### EXERCISE DIRECTIONS
From the records, pick out and copy each line containing "color".

--- start RECORDS SUPPLIED ---

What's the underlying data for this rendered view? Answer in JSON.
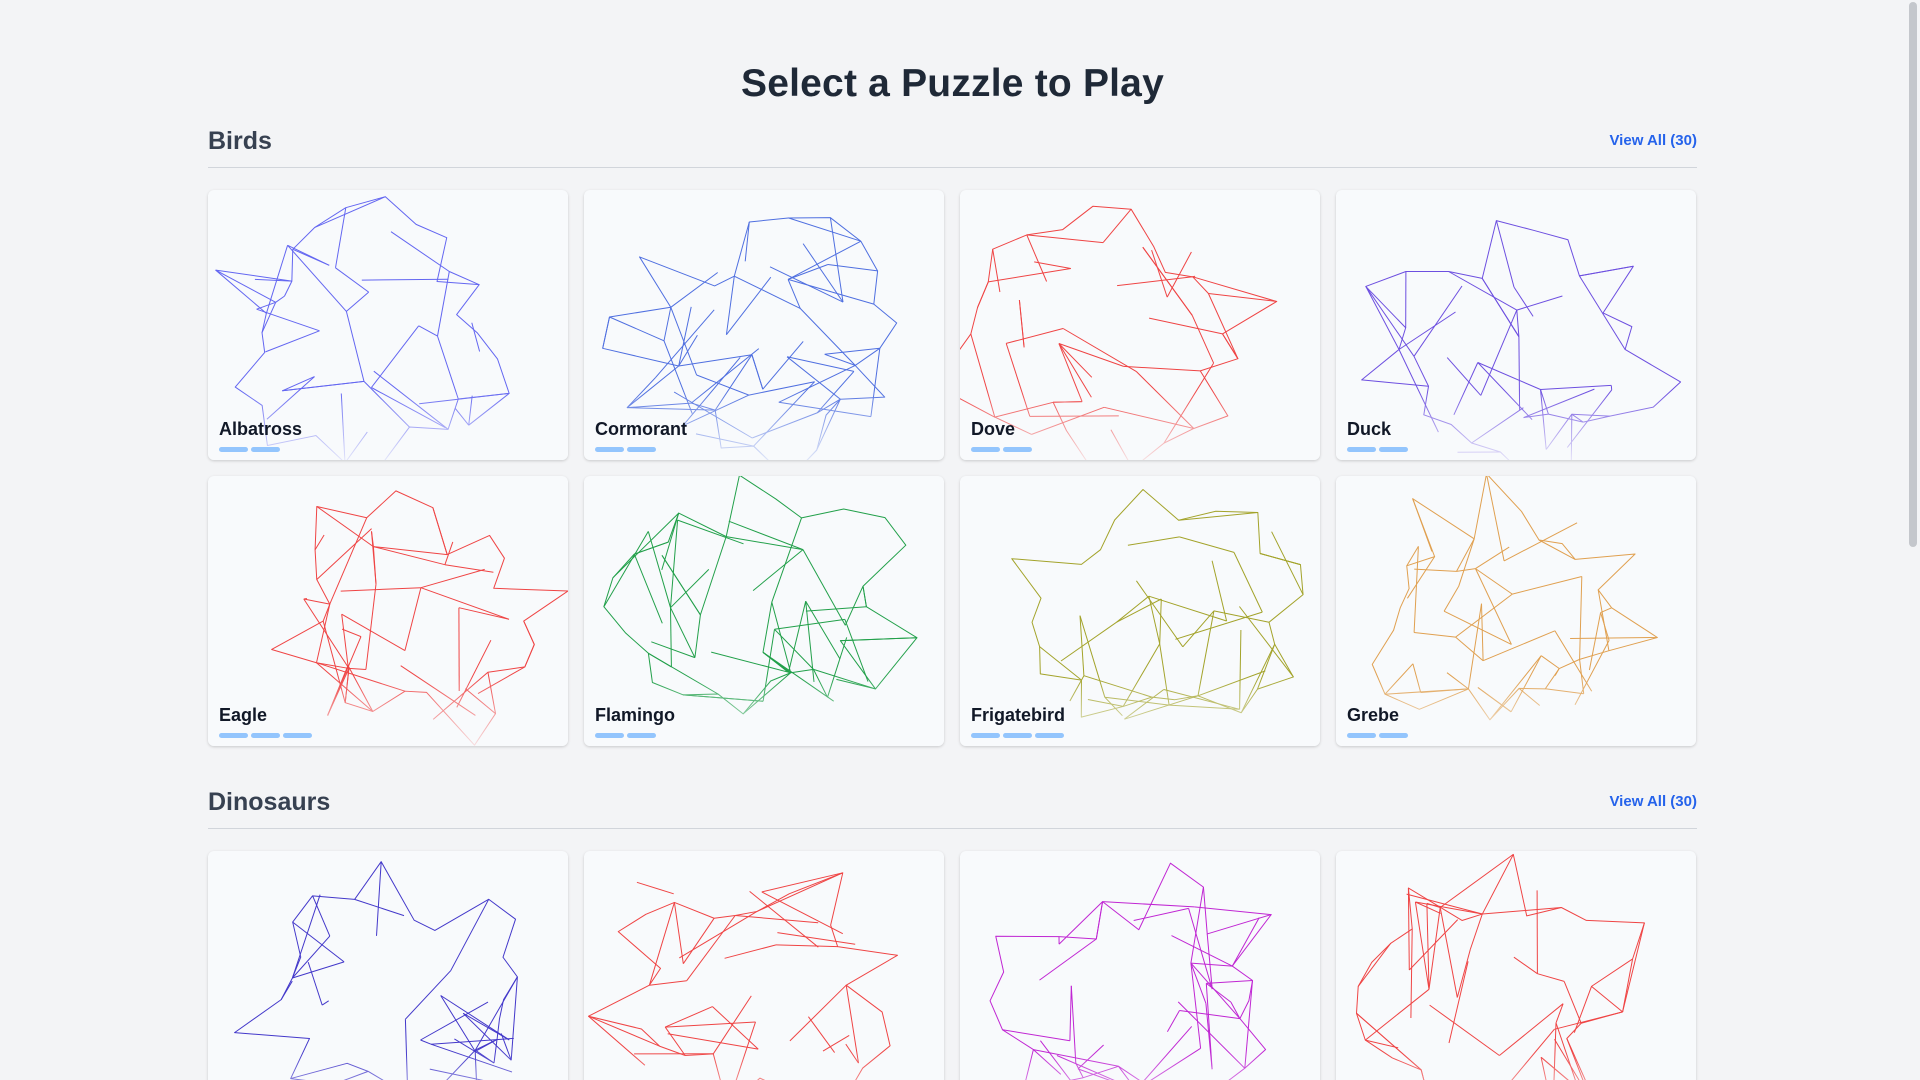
{
  "page": {
    "title": "Select a Puzzle to Play"
  },
  "sections": [
    {
      "title": "Birds",
      "view_all": "View All (30)",
      "puzzles": [
        {
          "name": "Albatross",
          "color": "#6366f1",
          "progress": 2,
          "icon": "albatross-art"
        },
        {
          "name": "Cormorant",
          "color": "#4f6fe0",
          "progress": 2,
          "icon": "cormorant-art"
        },
        {
          "name": "Dove",
          "color": "#ef4444",
          "progress": 2,
          "icon": "dove-art"
        },
        {
          "name": "Duck",
          "color": "#6d4fe0",
          "progress": 2,
          "icon": "duck-art"
        },
        {
          "name": "Eagle",
          "color": "#ef4444",
          "progress": 3,
          "icon": "eagle-art"
        },
        {
          "name": "Flamingo",
          "color": "#22a04a",
          "progress": 2,
          "icon": "flamingo-art"
        },
        {
          "name": "Frigatebird",
          "color": "#a3a32a",
          "progress": 3,
          "icon": "frigatebird-art"
        },
        {
          "name": "Grebe",
          "color": "#e0a050",
          "progress": 2,
          "icon": "grebe-art"
        }
      ]
    },
    {
      "title": "Dinosaurs",
      "view_all": "View All (30)",
      "puzzles": [
        {
          "name": "",
          "color": "#4338ca",
          "progress": 0,
          "icon": "ankylosaurus-art"
        },
        {
          "name": "",
          "color": "#ef4444",
          "progress": 0,
          "icon": "baryonyx-art"
        },
        {
          "name": "",
          "color": "#c026d3",
          "progress": 0,
          "icon": "brachiosaurus-art"
        },
        {
          "name": "",
          "color": "#ef4444",
          "progress": 0,
          "icon": "carnotaurus-art"
        }
      ]
    }
  ]
}
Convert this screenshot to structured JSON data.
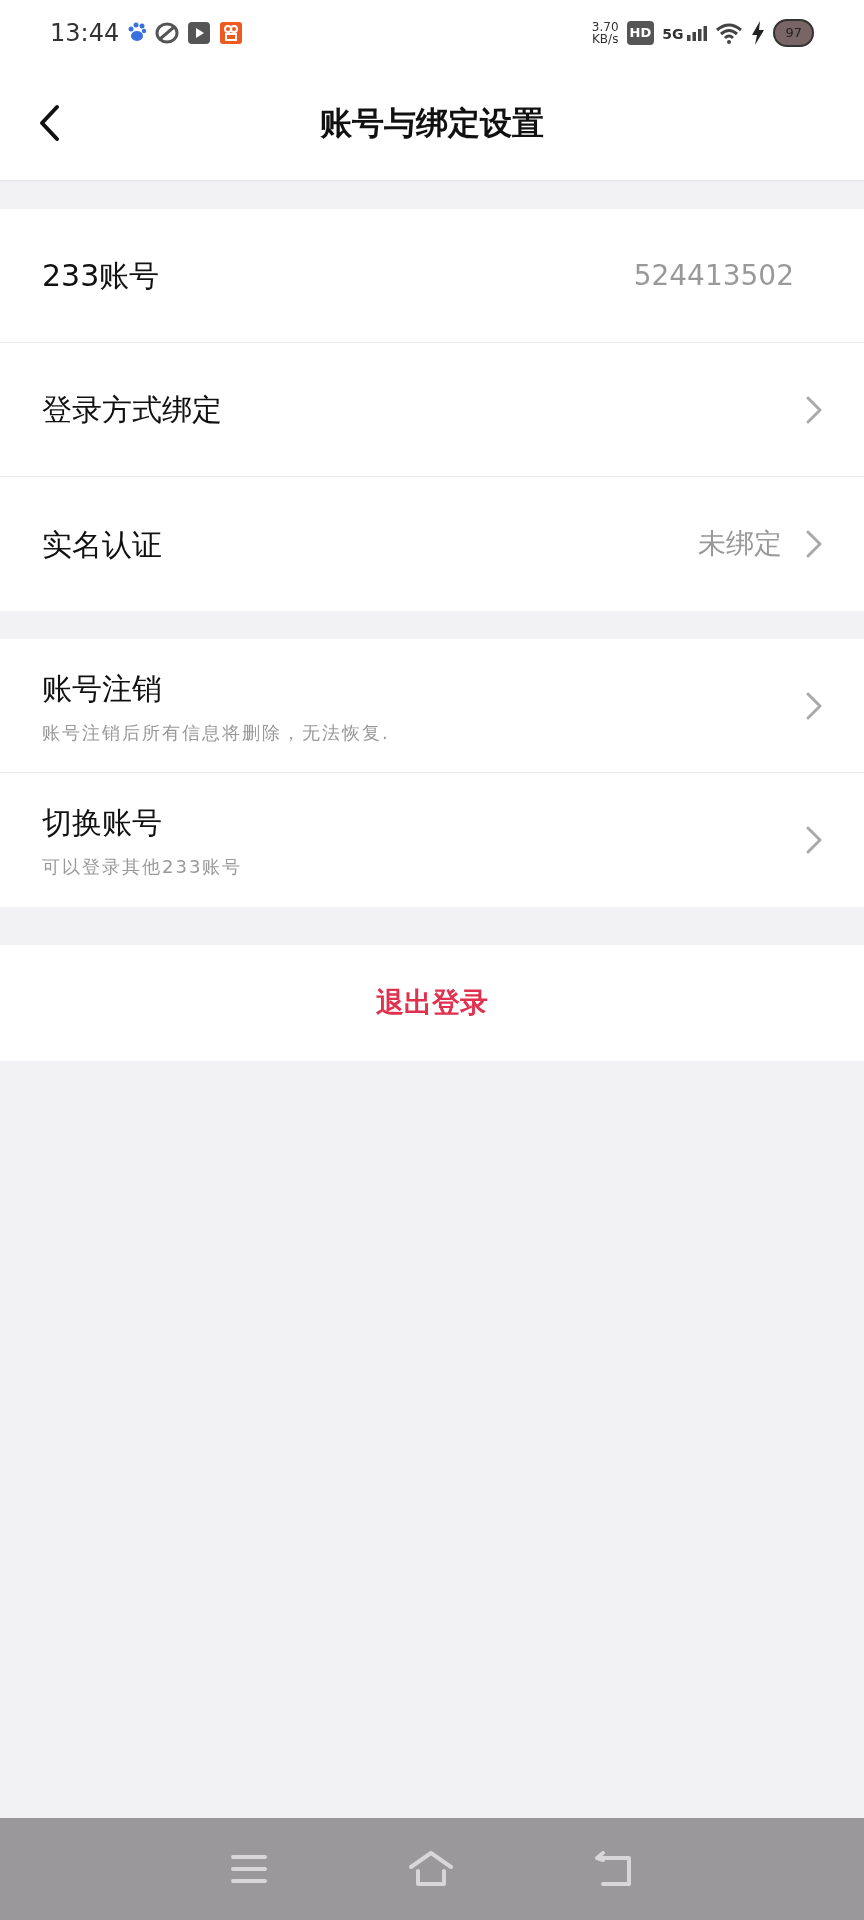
{
  "status_bar": {
    "time": "13:44",
    "net_speed": "3.70",
    "net_unit": "KB/s",
    "hd": "HD",
    "network": "5G",
    "battery": "97"
  },
  "header": {
    "title": "账号与绑定设置"
  },
  "groups": [
    {
      "rows": [
        {
          "label": "233账号",
          "value": "524413502",
          "arrow": false
        },
        {
          "label": "登录方式绑定",
          "arrow": true
        },
        {
          "label": "实名认证",
          "value": "未绑定",
          "arrow": true
        }
      ]
    },
    {
      "rows": [
        {
          "label": "账号注销",
          "subtitle": "账号注销后所有信息将删除，无法恢复.",
          "arrow": true
        },
        {
          "label": "切换账号",
          "subtitle": "可以登录其他233账号",
          "arrow": true
        }
      ]
    }
  ],
  "logout_button": "退出登录"
}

--- end RECORDS SUPPLIED ---

### PROBLEM SOLUTION
          "color": "#6366f1",
          "color": "#4f6fe0",
          "color": "#ef4444",
          "color": "#6d4fe0",
          "color": "#ef4444",
          "color": "#22a04a",
          "color": "#a3a32a",
          "color": "#e0a050",
          "color": "#4338ca",
          "color": "#ef4444",
          "color": "#c026d3",
          "color": "#ef4444",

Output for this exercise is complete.